▶ _WRITTEN PROBLEM_: Copy every item below line for line and without any change, omitting the pictures from your answer.

Begin SUPPLIED MATERIAL

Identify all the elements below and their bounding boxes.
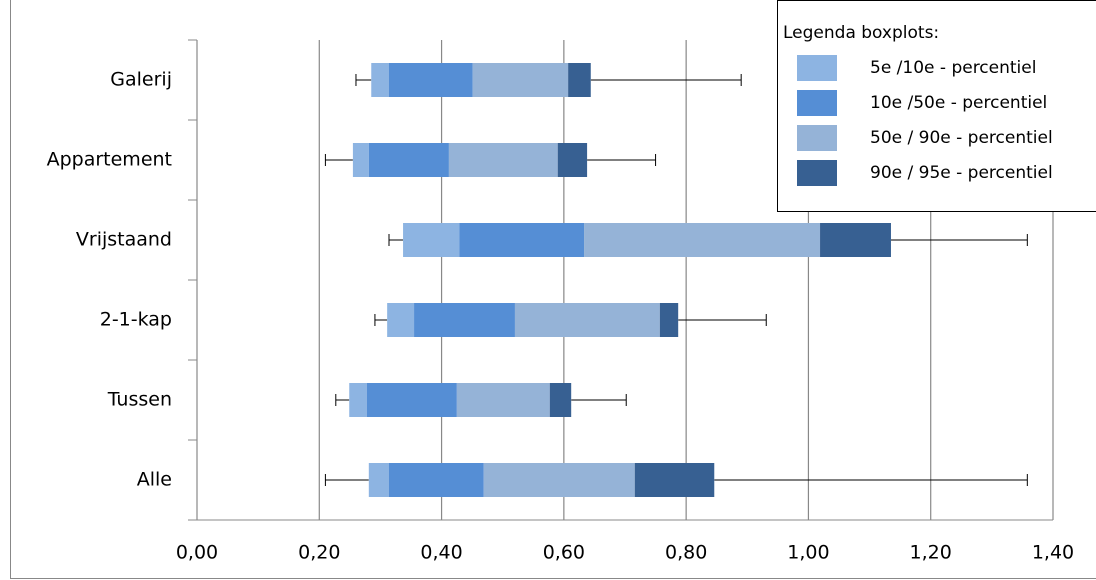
box-segment [549, 383, 572, 417]
box-segment [557, 143, 588, 177]
box-segment [584, 223, 821, 257]
box-segment [483, 463, 635, 497]
box-segment [659, 303, 679, 337]
x-tick-label: 0,40 [420, 542, 462, 564]
box-segment [456, 383, 550, 417]
box-segment [352, 143, 369, 177]
x-tick-label: 0,00 [176, 542, 218, 564]
x-tick-label: 0,80 [665, 542, 707, 564]
box-segment [568, 63, 591, 97]
legend-title: Legenda boxplots: [783, 23, 939, 43]
y-tick-label: 2-1-kap [100, 309, 172, 331]
x-tick-label: 0,60 [543, 542, 585, 564]
legend-label: 90e / 95e - percentiel [870, 163, 1053, 183]
box-segment [514, 303, 660, 337]
legend-swatch [797, 160, 837, 186]
box-segment [459, 223, 585, 257]
box-segment [368, 463, 389, 497]
legend-swatch [797, 55, 837, 81]
legend-swatch [797, 90, 837, 116]
box-segment [388, 463, 484, 497]
legend-label: 5e /10e - percentiel [870, 58, 1036, 78]
legend-label: 50e / 90e - percentiel [870, 128, 1053, 148]
y-tick-label: Tussen [107, 389, 172, 411]
box-segment [371, 63, 389, 97]
plot: 0,00 0,20 0,40 0,60 0,80 1,00 1,20 1,40 Galerij A… [47, 39, 1074, 564]
x-tick-label: 1,00 [787, 542, 829, 564]
box-segment [368, 143, 449, 177]
y-tick-label: Galerij [110, 69, 172, 91]
box-segment [448, 143, 558, 177]
box-segment [634, 463, 715, 497]
y-tick-label: Appartement [47, 149, 172, 171]
box-segment [414, 303, 515, 337]
y-tick-label: Vrijstaand [76, 229, 172, 251]
legend-label: 10e /50e - percentiel [870, 93, 1047, 113]
box-segment [472, 63, 569, 97]
y-tick-label: Alle [137, 469, 172, 491]
x-tick-label: 0,20 [298, 542, 340, 564]
x-tick-label: 1,20 [910, 542, 952, 564]
x-tick-label: 1,40 [1032, 542, 1074, 564]
box-segment [387, 303, 415, 337]
legend-swatch [797, 125, 837, 151]
box-segment [403, 223, 460, 257]
box-segment [388, 63, 473, 97]
box-segment [349, 383, 367, 417]
box-segment [366, 383, 457, 417]
legend: Legenda boxplots: 5e /10e - percentiel 10… [777, 0, 1096, 212]
box-segment [820, 223, 891, 257]
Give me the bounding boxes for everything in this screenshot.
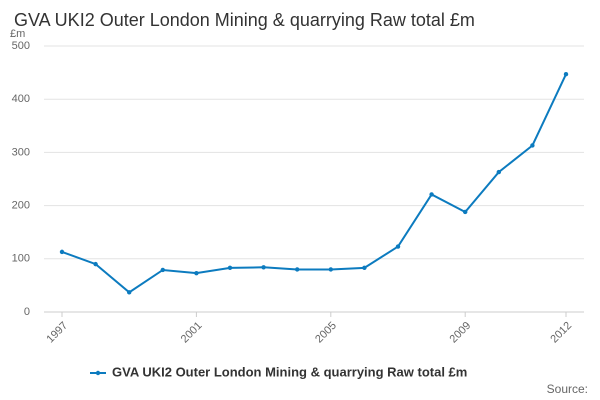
y-axis-label: £m: [10, 28, 25, 40]
point: [463, 209, 468, 215]
x-tick-label: 2001: [179, 320, 205, 346]
point: [563, 71, 569, 77]
y-tick-label: 400: [12, 93, 30, 105]
y-tick-label: 200: [12, 200, 30, 212]
x-tick-label: 2012: [548, 320, 574, 346]
x-tick-label: 2005: [313, 320, 339, 346]
point: [530, 143, 535, 148]
point: [261, 265, 266, 270]
x-tick-label: 1997: [44, 320, 70, 346]
legend-label: GVA UKI2 Outer London Mining & quarrying…: [112, 364, 467, 379]
point: [127, 290, 132, 295]
source: Source:: [547, 382, 588, 396]
point: [59, 249, 65, 255]
point: [227, 265, 233, 271]
y-tick-label: 0: [24, 306, 30, 318]
point: [328, 267, 333, 272]
y-tick-label: 500: [12, 40, 30, 52]
point: [395, 244, 401, 249]
line: [61, 73, 567, 294]
y-tick-label: 100: [12, 253, 30, 265]
chart-title: GVA UKI2 Outer London Mining & quarrying…: [14, 10, 475, 30]
point: [295, 267, 300, 272]
y-tick-label: 300: [12, 146, 30, 158]
point: [429, 192, 434, 197]
point: [362, 265, 367, 271]
point: [194, 270, 199, 276]
legend-swatch-dot: [95, 370, 101, 376]
point: [160, 267, 165, 273]
point: [93, 261, 98, 267]
x-tick-label: 2009: [448, 320, 474, 346]
point: [496, 169, 501, 175]
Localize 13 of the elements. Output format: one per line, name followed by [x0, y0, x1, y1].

End SUPPLIED MATERIAL

▶ _ANSWER TO THE EXERCISE_:
Identify all the elements below and their bounding boxes.
box-segment [549, 383, 572, 417]
box-segment [557, 143, 588, 177]
box-segment [584, 223, 821, 257]
box-segment [483, 463, 635, 497]
box-segment [659, 303, 679, 337]
x-tick-label: 0,40 [420, 542, 462, 564]
box-segment [456, 383, 550, 417]
box-segment [352, 143, 369, 177]
x-tick-label: 0,00 [176, 542, 218, 564]
x-tick-label: 0,80 [665, 542, 707, 564]
box-segment [568, 63, 591, 97]
legend-title: Legenda boxplots: [783, 23, 939, 43]
y-tick-label: 2-1-kap [100, 309, 172, 331]
x-tick-label: 0,60 [543, 542, 585, 564]
legend-label: 90e / 95e - percentiel [870, 163, 1053, 183]
box-segment [514, 303, 660, 337]
legend-swatch [797, 160, 837, 186]
box-segment [459, 223, 585, 257]
box-segment [368, 463, 389, 497]
legend-swatch [797, 55, 837, 81]
legend-swatch [797, 90, 837, 116]
box-segment [388, 463, 484, 497]
legend-label: 5e /10e - percentiel [870, 58, 1036, 78]
legend-label: 50e / 90e - percentiel [870, 128, 1053, 148]
y-tick-label: Tussen [107, 389, 172, 411]
box-segment [371, 63, 389, 97]
plot: 0,00 0,20 0,40 0,60 0,80 1,00 1,20 1,40 Galerij A… [47, 39, 1074, 564]
x-tick-label: 1,00 [787, 542, 829, 564]
box-segment [368, 143, 449, 177]
y-tick-label: Galerij [110, 69, 172, 91]
box-segment [448, 143, 558, 177]
box-segment [634, 463, 715, 497]
y-tick-label: Appartement [47, 149, 172, 171]
box-segment [414, 303, 515, 337]
y-tick-label: Vrijstaand [76, 229, 172, 251]
legend-label: 10e /50e - percentiel [870, 93, 1047, 113]
box-segment [472, 63, 569, 97]
y-tick-label: Alle [137, 469, 172, 491]
x-tick-label: 0,20 [298, 542, 340, 564]
x-tick-label: 1,20 [910, 542, 952, 564]
x-tick-label: 1,40 [1032, 542, 1074, 564]
box-segment [387, 303, 415, 337]
legend-swatch [797, 125, 837, 151]
box-segment [403, 223, 460, 257]
box-segment [388, 63, 473, 97]
box-segment [349, 383, 367, 417]
box-segment [366, 383, 457, 417]
legend: Legenda boxplots: 5e /10e - percentiel 10… [777, 0, 1096, 212]
box-segment [820, 223, 891, 257]
Give me the bounding boxes for everything in this screenshot.
y-axis-label: £m: [10, 28, 25, 40]
point: [463, 209, 468, 215]
x-tick-label: 2001: [179, 320, 205, 346]
point: [563, 71, 569, 77]
y-tick-label: 400: [12, 93, 30, 105]
y-tick-label: 200: [12, 200, 30, 212]
x-tick-label: 2012: [548, 320, 574, 346]
x-tick-label: 2005: [313, 320, 339, 346]
point: [530, 143, 535, 148]
point: [261, 265, 266, 270]
x-tick-label: 1997: [44, 320, 70, 346]
legend-label: GVA UKI2 Outer London Mining & quarrying…: [112, 364, 467, 379]
point: [127, 290, 132, 295]
source: Source:: [547, 382, 588, 396]
point: [59, 249, 65, 255]
point: [227, 265, 233, 271]
y-tick-label: 0: [24, 306, 30, 318]
point: [328, 267, 333, 272]
y-tick-label: 500: [12, 40, 30, 52]
point: [395, 244, 401, 249]
line: [61, 73, 567, 294]
y-tick-label: 100: [12, 253, 30, 265]
chart-title: GVA UKI2 Outer London Mining & quarrying…: [14, 10, 475, 30]
point: [295, 267, 300, 272]
y-tick-label: 300: [12, 146, 30, 158]
point: [429, 192, 434, 197]
point: [362, 265, 367, 271]
point: [194, 270, 199, 276]
legend-swatch-dot: [95, 370, 101, 376]
point: [160, 267, 165, 273]
point: [93, 261, 98, 267]
x-tick-label: 2009: [448, 320, 474, 346]
point: [496, 169, 501, 175]
Localize 13 of the elements. Output format: one per line, name followed by [x0, y0, x1, y1].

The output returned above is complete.